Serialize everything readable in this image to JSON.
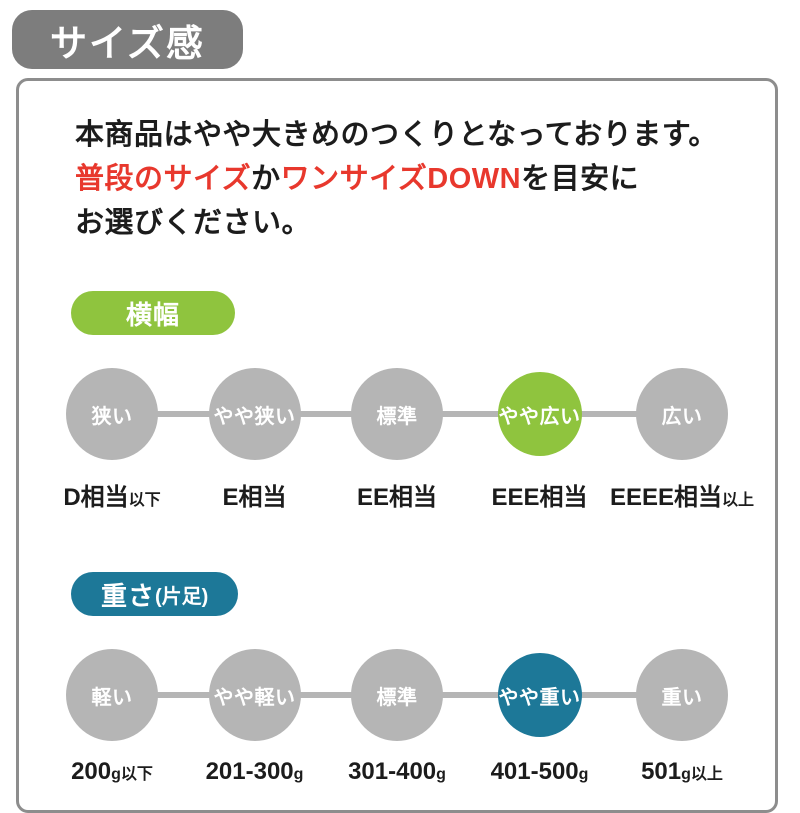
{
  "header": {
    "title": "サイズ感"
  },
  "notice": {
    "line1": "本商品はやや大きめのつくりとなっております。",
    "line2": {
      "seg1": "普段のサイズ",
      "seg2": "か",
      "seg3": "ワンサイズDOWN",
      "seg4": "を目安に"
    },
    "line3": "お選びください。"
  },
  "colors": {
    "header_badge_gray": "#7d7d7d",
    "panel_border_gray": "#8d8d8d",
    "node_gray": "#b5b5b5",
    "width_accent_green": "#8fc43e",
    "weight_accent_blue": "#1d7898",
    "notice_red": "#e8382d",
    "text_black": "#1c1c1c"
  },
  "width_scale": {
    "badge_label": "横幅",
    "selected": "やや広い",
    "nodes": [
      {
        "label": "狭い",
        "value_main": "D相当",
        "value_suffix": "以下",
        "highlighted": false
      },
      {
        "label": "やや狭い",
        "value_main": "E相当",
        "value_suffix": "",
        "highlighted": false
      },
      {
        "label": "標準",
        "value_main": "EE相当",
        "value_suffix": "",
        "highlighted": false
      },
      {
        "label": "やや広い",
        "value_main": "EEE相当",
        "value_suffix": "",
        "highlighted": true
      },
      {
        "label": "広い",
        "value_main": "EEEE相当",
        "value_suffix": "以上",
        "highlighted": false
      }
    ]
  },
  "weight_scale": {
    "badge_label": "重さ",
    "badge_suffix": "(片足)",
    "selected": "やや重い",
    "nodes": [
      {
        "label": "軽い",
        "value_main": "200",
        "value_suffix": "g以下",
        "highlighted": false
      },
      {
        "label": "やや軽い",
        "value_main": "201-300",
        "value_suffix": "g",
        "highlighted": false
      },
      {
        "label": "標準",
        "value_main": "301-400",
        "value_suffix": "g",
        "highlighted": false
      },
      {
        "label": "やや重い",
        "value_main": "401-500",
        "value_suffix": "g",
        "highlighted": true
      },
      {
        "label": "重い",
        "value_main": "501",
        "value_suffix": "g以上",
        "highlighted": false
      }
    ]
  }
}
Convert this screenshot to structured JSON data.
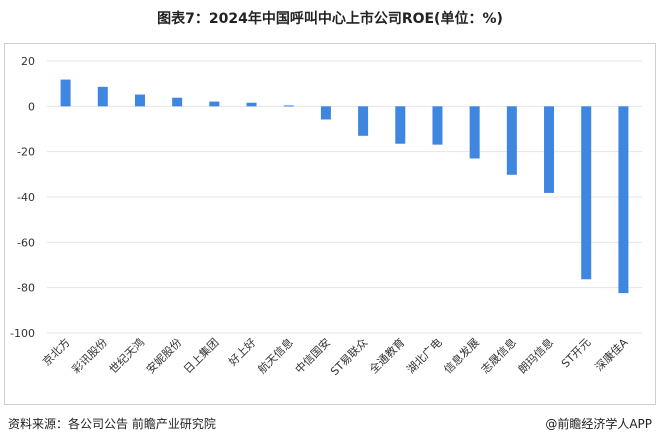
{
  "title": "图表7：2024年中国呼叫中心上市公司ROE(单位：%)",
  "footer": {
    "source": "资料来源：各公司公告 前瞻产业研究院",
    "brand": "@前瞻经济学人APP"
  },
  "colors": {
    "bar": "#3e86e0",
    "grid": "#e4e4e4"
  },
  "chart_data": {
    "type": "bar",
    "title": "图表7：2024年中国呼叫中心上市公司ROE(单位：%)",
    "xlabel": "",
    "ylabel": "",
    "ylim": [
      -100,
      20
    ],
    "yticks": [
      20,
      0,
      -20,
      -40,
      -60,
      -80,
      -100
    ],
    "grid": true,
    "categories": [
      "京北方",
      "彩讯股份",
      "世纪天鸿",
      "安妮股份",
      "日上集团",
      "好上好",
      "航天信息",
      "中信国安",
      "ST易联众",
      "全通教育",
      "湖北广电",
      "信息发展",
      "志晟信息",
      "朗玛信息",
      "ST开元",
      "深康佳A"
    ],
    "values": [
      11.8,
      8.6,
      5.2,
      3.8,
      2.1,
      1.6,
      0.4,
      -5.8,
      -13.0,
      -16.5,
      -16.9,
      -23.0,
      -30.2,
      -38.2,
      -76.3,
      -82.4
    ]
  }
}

● ● ● ● ●

- **Work to do**
Go through the data and gather every line that holds "title".

- **Full response**
    "title": "サイズ感"
  "title": "图表7：2024年中国呼叫中心上市公司ROE(单位：%)",
    "title": "图表7：2024年中国呼叫中心上市公司ROE(单位：%)",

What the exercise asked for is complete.